Identify all lines below that hold "JSON" and collect them.

Chart and figure data
• • •
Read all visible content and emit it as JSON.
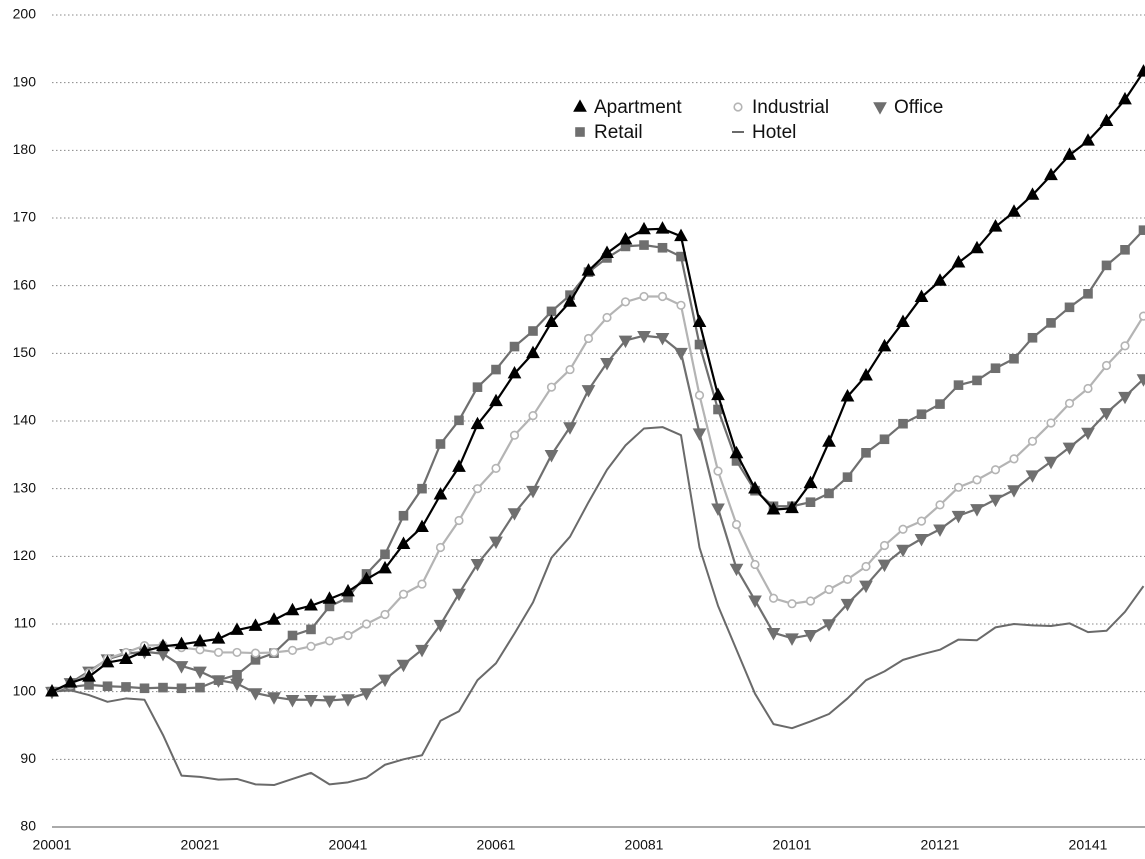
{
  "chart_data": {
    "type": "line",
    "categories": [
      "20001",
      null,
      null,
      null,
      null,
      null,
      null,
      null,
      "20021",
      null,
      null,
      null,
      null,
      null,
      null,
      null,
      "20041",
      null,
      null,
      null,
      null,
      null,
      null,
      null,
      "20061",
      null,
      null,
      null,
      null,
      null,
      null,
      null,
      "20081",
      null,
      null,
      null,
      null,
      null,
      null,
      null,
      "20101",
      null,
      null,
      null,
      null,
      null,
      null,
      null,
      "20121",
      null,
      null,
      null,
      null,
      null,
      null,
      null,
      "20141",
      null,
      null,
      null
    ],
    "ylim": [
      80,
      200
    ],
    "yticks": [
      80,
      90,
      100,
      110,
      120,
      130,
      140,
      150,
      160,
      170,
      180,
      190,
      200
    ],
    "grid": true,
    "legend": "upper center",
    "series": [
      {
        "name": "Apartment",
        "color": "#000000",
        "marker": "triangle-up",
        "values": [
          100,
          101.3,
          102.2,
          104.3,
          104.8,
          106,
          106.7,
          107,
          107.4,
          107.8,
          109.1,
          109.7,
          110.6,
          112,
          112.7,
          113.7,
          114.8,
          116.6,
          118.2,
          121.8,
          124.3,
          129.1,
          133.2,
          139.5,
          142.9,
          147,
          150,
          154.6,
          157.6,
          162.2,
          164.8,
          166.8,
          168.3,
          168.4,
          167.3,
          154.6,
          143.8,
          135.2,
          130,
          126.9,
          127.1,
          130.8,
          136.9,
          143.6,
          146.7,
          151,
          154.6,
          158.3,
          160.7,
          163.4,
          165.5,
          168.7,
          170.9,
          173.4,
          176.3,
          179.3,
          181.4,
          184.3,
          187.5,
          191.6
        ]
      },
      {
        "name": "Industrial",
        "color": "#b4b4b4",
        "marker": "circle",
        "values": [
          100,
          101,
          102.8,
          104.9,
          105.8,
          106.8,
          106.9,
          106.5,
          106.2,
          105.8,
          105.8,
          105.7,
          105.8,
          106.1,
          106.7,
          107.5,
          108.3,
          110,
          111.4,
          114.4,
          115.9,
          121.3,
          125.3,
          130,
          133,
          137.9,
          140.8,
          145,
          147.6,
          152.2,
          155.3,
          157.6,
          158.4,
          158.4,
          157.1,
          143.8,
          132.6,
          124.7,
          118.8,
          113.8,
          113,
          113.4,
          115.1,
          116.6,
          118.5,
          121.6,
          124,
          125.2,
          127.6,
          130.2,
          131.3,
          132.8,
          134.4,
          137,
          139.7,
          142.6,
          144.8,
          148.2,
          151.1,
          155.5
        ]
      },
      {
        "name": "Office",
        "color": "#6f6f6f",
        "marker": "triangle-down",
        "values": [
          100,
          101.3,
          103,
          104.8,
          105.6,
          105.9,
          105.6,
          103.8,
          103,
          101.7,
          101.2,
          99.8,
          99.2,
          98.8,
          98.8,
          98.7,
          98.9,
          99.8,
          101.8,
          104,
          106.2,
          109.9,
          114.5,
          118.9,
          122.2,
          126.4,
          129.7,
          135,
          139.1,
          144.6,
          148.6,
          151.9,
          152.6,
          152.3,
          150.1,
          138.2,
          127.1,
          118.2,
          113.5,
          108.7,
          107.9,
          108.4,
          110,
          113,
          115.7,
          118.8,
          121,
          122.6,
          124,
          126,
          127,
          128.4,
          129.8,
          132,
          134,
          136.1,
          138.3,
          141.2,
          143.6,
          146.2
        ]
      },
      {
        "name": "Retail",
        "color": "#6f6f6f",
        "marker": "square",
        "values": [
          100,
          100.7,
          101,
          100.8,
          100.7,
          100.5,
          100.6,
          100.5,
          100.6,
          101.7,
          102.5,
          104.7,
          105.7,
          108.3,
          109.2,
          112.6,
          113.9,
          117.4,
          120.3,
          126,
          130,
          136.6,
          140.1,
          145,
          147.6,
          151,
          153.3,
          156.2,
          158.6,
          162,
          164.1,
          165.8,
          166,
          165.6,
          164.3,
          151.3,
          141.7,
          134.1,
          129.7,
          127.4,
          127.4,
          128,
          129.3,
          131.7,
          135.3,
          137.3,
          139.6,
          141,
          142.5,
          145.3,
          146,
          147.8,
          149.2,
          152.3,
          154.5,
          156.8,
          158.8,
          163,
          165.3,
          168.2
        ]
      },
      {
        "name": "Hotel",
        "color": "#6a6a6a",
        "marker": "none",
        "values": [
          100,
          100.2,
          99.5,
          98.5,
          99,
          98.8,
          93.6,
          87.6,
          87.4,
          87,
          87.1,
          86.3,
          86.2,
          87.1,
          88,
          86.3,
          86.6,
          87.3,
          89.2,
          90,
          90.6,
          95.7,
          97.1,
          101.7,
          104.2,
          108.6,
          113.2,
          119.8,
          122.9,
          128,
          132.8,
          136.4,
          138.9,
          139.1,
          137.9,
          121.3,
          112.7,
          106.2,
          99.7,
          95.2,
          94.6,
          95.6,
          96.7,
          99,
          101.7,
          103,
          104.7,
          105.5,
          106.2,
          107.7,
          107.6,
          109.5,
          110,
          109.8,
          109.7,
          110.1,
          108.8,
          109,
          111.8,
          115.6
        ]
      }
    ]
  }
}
• • •
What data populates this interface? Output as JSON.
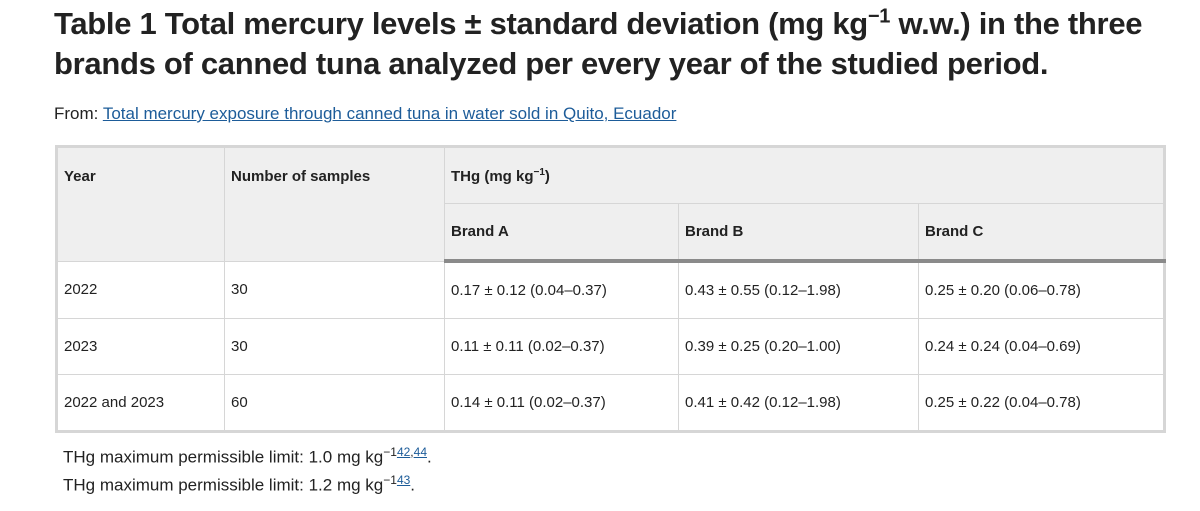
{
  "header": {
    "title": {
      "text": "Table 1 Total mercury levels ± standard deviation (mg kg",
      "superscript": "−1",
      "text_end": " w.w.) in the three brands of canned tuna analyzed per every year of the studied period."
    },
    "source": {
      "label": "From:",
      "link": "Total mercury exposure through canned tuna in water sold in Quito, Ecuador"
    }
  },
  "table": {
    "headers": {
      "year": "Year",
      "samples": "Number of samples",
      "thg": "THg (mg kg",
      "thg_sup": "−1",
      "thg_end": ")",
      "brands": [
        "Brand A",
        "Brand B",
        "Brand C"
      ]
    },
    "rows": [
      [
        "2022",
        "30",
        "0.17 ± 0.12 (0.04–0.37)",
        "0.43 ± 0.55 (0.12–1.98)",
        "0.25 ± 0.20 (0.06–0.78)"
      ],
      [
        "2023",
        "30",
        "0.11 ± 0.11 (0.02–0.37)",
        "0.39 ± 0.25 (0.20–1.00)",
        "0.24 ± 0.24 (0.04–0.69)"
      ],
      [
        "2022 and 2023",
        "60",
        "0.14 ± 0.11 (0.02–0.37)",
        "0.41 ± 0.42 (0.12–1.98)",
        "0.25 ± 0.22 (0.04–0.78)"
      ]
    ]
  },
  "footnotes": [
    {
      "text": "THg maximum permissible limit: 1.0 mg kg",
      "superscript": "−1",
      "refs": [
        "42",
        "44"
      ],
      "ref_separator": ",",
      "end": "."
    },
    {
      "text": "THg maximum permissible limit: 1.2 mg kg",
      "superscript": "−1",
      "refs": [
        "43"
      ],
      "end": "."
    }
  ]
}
• • •
§ EXERCISE RESULT:
Read all visible content and emit it as JSON.
What data populates this interface? Output as JSON.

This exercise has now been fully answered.